In the entries below, identify every line with the string "xlabel" and copy it.

## Start INFORMATION PROVIDED

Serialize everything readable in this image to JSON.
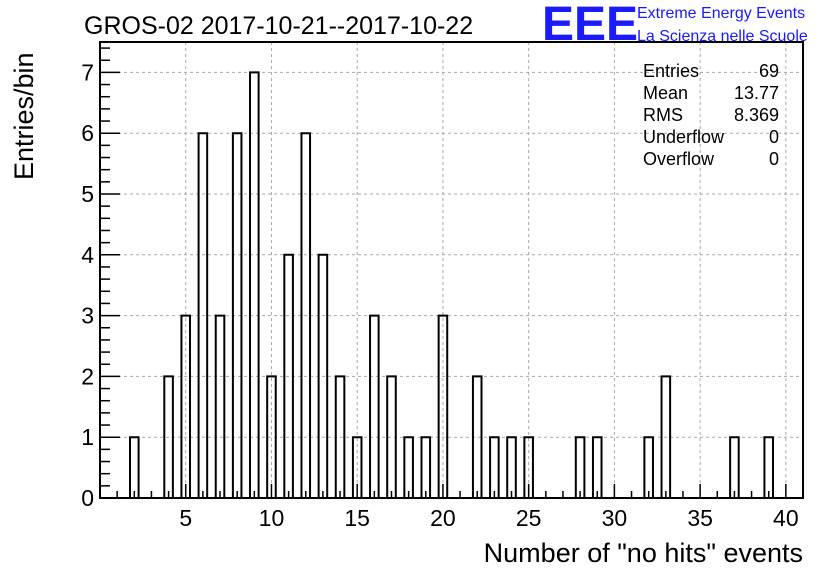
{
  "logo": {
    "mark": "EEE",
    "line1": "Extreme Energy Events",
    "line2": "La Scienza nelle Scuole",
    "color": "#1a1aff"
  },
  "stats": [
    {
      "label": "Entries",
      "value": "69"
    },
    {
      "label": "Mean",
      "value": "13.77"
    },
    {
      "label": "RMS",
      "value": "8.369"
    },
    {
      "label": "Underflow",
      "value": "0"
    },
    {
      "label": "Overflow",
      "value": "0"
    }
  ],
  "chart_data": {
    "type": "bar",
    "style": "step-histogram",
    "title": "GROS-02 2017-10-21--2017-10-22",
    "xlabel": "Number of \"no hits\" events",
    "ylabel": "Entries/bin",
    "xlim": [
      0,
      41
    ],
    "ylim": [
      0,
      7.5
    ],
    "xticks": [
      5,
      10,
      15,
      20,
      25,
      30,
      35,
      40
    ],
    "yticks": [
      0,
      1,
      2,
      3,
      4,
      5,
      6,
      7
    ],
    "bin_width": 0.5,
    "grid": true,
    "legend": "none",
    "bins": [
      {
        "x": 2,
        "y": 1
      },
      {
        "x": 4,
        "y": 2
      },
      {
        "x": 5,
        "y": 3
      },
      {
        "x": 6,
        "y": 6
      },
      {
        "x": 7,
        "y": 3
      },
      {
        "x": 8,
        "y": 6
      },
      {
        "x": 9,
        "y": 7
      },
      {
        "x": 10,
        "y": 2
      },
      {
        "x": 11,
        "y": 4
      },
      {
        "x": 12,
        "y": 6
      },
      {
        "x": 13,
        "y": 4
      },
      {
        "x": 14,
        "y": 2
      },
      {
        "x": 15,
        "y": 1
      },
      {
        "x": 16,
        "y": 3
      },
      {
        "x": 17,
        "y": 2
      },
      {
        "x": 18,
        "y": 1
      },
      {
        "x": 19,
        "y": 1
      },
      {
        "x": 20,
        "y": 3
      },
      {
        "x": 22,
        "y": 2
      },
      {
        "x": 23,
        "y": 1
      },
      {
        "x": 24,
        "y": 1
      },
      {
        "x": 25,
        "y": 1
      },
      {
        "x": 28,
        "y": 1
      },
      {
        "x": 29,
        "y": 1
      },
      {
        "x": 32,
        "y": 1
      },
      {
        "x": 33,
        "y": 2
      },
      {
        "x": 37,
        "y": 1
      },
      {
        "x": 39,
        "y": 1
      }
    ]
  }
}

## End INFORMATION PROVIDED
## Start INFORMATION PROVIDED

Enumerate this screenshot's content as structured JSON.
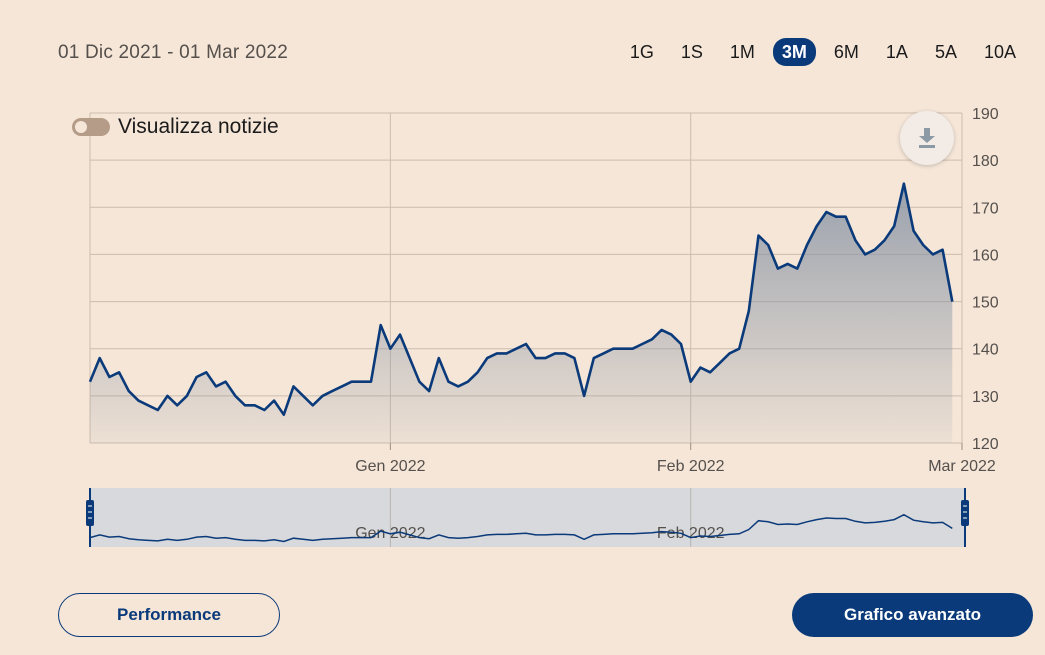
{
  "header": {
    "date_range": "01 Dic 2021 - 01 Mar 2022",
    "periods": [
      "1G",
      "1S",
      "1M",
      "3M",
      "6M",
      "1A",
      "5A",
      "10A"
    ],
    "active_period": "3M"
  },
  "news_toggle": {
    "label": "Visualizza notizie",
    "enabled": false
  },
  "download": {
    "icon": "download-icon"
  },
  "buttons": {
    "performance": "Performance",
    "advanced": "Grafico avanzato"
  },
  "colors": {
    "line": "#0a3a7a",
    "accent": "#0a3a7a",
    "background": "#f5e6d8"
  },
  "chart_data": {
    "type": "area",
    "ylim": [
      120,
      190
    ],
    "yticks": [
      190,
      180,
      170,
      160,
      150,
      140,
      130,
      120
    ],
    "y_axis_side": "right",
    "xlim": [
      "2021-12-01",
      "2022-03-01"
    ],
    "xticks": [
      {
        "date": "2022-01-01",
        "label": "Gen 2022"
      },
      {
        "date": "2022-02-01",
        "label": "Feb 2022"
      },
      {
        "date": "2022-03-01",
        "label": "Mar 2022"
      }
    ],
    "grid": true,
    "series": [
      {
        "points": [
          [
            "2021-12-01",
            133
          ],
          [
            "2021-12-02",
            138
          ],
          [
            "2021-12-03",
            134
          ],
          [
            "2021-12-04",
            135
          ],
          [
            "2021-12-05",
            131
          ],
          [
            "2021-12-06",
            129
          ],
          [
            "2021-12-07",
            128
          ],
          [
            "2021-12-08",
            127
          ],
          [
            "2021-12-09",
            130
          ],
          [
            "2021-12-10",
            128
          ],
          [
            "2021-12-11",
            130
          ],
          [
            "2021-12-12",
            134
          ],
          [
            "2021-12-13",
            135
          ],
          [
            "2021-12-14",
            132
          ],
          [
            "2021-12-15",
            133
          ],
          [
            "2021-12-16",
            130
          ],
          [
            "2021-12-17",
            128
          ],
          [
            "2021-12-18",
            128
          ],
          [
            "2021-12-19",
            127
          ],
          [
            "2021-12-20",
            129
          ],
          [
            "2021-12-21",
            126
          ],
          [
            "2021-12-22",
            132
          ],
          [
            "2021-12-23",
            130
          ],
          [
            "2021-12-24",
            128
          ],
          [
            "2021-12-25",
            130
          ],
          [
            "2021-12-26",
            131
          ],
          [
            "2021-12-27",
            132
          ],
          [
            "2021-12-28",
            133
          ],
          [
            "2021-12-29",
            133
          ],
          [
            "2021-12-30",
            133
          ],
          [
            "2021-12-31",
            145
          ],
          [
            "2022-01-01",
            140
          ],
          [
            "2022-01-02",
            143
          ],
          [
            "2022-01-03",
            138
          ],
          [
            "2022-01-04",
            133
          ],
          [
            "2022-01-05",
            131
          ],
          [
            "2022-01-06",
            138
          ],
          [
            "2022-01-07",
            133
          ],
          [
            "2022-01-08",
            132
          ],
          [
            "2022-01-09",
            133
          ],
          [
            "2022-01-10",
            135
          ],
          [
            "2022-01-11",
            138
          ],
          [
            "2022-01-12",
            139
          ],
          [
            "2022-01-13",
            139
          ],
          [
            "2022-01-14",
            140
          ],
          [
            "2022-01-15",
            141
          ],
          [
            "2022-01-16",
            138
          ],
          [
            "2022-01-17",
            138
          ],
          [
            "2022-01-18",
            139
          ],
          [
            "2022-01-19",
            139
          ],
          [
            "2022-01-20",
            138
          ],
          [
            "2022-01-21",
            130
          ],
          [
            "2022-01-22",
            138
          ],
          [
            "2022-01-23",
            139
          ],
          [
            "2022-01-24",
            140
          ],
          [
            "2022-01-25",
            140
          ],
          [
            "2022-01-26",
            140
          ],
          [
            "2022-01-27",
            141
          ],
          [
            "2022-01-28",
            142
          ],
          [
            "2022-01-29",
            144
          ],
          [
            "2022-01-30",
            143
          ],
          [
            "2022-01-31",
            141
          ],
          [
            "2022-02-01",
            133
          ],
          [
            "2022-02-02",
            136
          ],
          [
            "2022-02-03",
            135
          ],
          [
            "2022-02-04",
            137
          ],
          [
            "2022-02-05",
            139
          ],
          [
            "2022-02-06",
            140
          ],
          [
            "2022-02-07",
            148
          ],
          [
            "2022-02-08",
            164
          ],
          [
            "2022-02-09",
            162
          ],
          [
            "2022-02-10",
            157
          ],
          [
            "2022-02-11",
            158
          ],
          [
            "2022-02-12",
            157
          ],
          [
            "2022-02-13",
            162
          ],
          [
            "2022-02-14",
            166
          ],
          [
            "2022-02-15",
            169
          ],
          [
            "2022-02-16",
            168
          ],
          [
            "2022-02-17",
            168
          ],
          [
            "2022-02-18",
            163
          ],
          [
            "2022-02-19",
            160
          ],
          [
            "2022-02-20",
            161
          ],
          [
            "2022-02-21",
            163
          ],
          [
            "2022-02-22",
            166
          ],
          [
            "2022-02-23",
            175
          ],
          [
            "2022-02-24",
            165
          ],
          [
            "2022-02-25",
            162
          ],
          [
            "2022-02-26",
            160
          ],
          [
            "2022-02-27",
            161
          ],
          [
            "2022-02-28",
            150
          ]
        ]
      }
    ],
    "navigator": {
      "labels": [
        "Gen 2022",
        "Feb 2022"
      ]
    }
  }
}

## End INFORMATION PROVIDED
## Start INFORMATION PROVIDED

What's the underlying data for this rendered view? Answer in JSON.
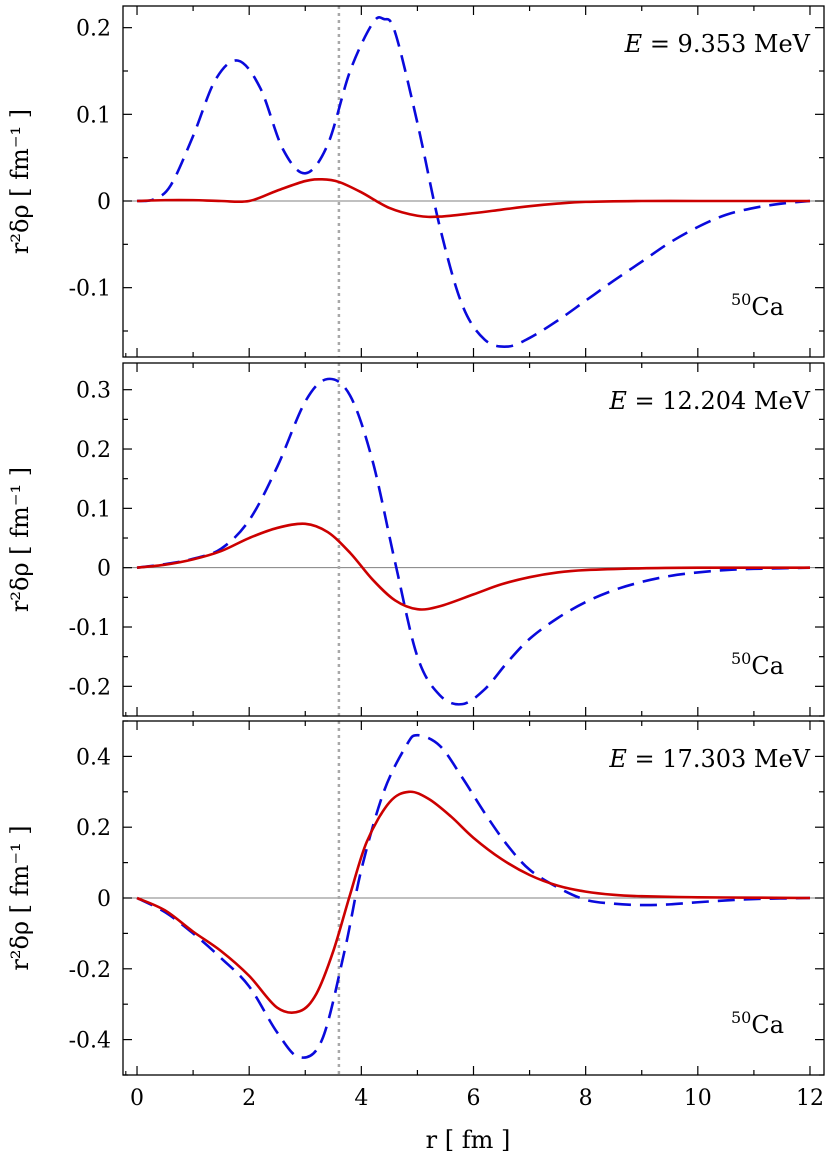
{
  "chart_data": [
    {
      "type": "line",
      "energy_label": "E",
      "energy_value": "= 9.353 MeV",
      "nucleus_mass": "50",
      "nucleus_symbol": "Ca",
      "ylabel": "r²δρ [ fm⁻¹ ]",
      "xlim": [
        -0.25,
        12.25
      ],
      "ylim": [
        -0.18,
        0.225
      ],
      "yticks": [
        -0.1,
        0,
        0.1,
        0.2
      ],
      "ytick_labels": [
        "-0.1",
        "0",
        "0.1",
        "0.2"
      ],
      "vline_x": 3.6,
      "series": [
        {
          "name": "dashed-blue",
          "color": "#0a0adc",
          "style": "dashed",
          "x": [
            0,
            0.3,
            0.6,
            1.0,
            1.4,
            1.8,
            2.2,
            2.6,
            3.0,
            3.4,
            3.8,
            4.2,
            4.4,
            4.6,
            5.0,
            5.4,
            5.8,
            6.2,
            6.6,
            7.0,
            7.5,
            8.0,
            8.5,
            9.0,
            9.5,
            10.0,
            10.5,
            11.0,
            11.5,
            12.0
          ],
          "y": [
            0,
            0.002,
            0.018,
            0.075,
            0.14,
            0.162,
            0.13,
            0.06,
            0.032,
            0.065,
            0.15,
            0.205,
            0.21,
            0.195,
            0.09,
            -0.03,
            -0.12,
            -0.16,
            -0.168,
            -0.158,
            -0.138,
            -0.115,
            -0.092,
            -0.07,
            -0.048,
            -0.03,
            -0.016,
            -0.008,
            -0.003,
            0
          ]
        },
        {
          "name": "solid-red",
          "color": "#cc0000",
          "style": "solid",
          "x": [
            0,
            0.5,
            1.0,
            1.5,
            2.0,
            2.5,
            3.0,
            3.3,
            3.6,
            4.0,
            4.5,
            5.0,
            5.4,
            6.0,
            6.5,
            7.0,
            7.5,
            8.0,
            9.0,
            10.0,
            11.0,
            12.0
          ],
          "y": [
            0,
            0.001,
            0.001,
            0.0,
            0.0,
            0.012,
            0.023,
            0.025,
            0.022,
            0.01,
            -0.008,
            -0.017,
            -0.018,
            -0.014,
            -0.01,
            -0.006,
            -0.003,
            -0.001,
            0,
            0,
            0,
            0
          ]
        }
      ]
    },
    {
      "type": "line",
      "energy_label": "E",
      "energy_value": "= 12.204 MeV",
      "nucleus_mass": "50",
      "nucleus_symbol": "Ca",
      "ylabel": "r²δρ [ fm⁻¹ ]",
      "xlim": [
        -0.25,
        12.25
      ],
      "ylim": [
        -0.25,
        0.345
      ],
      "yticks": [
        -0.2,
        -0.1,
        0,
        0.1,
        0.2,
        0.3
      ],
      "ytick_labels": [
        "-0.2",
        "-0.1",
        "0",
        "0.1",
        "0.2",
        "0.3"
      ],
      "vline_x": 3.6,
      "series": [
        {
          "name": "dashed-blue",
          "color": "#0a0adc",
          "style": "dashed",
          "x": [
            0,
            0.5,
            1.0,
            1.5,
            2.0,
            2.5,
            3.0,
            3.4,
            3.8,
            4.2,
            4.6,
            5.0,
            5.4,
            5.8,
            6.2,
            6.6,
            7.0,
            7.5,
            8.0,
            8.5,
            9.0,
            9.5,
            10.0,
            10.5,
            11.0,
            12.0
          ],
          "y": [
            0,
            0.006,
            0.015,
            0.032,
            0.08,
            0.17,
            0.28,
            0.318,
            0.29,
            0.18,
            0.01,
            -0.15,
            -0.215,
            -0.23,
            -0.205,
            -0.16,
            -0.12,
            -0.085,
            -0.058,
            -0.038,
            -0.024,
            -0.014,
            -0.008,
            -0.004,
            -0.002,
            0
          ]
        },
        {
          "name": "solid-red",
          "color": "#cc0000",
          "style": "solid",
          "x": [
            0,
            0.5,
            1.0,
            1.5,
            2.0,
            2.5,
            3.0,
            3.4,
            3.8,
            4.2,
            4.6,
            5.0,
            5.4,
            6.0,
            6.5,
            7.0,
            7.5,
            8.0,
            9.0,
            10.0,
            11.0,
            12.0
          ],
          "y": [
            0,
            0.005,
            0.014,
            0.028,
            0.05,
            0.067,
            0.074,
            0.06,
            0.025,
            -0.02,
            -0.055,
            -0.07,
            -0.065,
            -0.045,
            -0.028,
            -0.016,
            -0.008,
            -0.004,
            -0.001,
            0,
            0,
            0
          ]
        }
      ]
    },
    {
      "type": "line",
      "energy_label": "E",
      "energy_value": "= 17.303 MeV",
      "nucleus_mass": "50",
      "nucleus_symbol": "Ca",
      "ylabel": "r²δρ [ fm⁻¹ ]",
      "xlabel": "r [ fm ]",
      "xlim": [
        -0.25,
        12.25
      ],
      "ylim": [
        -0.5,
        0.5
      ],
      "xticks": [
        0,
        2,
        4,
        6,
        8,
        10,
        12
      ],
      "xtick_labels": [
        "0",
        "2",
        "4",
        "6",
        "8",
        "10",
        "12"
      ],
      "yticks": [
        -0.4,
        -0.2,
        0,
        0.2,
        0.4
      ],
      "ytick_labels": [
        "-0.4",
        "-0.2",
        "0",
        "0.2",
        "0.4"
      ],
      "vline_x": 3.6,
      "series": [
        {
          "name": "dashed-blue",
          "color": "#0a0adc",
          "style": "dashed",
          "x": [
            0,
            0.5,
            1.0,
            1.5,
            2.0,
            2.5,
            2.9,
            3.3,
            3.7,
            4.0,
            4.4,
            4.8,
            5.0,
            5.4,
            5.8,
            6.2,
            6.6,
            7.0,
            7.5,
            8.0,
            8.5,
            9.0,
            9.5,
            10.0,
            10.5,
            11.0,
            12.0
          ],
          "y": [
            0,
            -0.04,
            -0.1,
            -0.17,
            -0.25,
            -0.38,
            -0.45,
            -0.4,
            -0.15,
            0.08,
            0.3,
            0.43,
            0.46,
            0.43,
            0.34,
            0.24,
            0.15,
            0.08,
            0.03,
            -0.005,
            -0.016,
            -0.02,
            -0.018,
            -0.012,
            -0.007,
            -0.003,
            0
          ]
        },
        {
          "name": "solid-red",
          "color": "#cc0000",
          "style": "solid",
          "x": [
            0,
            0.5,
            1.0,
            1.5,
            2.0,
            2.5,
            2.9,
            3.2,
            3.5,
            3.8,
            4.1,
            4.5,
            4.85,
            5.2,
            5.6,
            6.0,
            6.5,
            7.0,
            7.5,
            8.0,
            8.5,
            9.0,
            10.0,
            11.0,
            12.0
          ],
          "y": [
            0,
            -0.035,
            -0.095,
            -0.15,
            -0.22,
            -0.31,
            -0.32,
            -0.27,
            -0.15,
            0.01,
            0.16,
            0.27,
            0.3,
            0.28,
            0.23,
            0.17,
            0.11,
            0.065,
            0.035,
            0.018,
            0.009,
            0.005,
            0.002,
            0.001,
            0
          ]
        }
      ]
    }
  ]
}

## End INFORMATION PROVIDED

■ CORRECT RESULT:
    "xlabel": "Number of \"no hits\" events",
      "xlabel": "r [ fm ]",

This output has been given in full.